Segment Start: Exercise material

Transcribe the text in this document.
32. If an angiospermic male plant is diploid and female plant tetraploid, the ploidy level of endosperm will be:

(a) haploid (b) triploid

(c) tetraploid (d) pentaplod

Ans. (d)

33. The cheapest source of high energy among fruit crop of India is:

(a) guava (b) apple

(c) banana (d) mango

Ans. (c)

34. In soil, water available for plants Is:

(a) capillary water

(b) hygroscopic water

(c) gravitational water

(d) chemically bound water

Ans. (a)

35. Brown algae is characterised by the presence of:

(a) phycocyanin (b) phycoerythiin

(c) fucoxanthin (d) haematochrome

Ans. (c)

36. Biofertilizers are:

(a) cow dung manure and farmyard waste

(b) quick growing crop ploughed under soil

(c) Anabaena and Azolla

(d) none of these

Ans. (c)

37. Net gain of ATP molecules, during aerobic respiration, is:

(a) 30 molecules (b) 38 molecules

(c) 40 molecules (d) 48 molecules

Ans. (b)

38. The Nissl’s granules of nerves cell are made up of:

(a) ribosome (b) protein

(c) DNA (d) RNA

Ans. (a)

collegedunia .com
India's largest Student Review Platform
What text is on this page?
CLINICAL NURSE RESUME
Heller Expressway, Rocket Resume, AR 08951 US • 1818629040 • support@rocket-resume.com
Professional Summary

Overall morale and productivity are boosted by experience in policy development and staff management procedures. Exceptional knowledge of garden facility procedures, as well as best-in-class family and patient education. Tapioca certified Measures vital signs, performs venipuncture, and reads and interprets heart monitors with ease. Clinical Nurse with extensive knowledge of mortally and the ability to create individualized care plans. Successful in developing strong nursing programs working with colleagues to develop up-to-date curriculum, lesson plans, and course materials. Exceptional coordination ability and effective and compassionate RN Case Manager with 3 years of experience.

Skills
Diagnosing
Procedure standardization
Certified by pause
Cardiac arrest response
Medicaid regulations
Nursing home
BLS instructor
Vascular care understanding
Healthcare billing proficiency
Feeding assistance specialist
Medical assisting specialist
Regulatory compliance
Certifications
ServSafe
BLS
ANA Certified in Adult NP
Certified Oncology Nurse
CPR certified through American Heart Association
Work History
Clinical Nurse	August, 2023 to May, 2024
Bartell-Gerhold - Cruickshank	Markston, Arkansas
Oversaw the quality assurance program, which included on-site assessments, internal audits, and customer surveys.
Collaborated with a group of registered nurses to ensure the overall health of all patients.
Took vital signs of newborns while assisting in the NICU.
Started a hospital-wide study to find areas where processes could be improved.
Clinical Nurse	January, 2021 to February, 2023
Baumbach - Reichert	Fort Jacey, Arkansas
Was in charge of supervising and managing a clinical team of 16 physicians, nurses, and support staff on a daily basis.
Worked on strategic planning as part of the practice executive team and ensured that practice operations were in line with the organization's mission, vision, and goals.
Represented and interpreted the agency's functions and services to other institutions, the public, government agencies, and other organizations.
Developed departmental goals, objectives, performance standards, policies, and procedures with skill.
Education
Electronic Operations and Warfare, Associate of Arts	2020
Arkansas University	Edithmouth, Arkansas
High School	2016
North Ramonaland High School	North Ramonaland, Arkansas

Segment End: Exercise material

Task goal
Whatever appears in the records must be returned exactly.

Finished exercise
Transcribe the text in this document.
32. If an angiospermic male plant is diploid and female plant tetraploid, the ploidy level of endosperm will be:

(a) haploid (b) triploid

(c) tetraploid (d) pentaplod

Ans. (d)

33. The cheapest source of high energy among fruit crop of India is:

(a) guava (b) apple

(c) banana (d) mango

Ans. (c)

34. In soil, water available for plants Is:

(a) capillary water

(b) hygroscopic water

(c) gravitational water

(d) chemically bound water

Ans. (a)

35. Brown algae is characterised by the presence of:

(a) phycocyanin (b) phycoerythiin

(c) fucoxanthin (d) haematochrome

Ans. (c)

36. Biofertilizers are:

(a) cow dung manure and farmyard waste

(b) quick growing crop ploughed under soil

(c) Anabaena and Azolla

(d) none of these

Ans. (c)

37. Net gain of ATP molecules, during aerobic respiration, is:

(a) 30 molecules (b) 38 molecules

(c) 40 molecules (d) 48 molecules

Ans. (b)

38. The Nissl’s granules of nerves cell are made up of:

(a) ribosome (b) protein

(c) DNA (d) RNA

Ans. (a)

collegedunia .com
India's largest Student Review Platform
What text is on this page?
CLINICAL NURSE RESUME
Heller Expressway, Rocket Resume, AR 08951 US • 1818629040 • support@rocket-resume.com
Professional Summary

Overall morale and productivity are boosted by experience in policy development and staff management procedures. Exceptional knowledge of garden facility procedures, as well as best-in-class family and patient education. Tapioca certified Measures vital signs, performs venipuncture, and reads and interprets heart monitors with ease. Clinical Nurse with extensive knowledge of mortally and the ability to create individualized care plans. Successful in developing strong nursing programs working with colleagues to develop up-to-date curriculum, lesson plans, and course materials. Exceptional coordination ability and effective and compassionate RN Case Manager with 3 years of experience.

Skills
Diagnosing
Procedure standardization
Certified by pause
Cardiac arrest response
Medicaid regulations
Nursing home
BLS instructor
Vascular care understanding
Healthcare billing proficiency
Feeding assistance specialist
Medical assisting specialist
Regulatory compliance
Certifications
ServSafe
BLS
ANA Certified in Adult NP
Certified Oncology Nurse
CPR certified through American Heart Association
Work History
Clinical Nurse	August, 2023 to May, 2024
Bartell-Gerhold - Cruickshank	Markston, Arkansas
Oversaw the quality assurance program, which included on-site assessments, internal audits, and customer surveys.
Collaborated with a group of registered nurses to ensure the overall health of all patients.
Took vital signs of newborns while assisting in the NICU.
Started a hospital-wide study to find areas where processes could be improved.
Clinical Nurse	January, 2021 to February, 2023
Baumbach - Reichert	Fort Jacey, Arkansas
Was in charge of supervising and managing a clinical team of 16 physicians, nurses, and support staff on a daily basis.
Worked on strategic planning as part of the practice executive team and ensured that practice operations were in line with the organization's mission, vision, and goals.
Represented and interpreted the agency's functions and services to other institutions, the public, government agencies, and other organizations.
Developed departmental goals, objectives, performance standards, policies, and procedures with skill.
Education
Electronic Operations and Warfare, Associate of Arts	2020
Arkansas University	Edithmouth, Arkansas
High School	2016
North Ramonaland High School	North Ramonaland, Arkansas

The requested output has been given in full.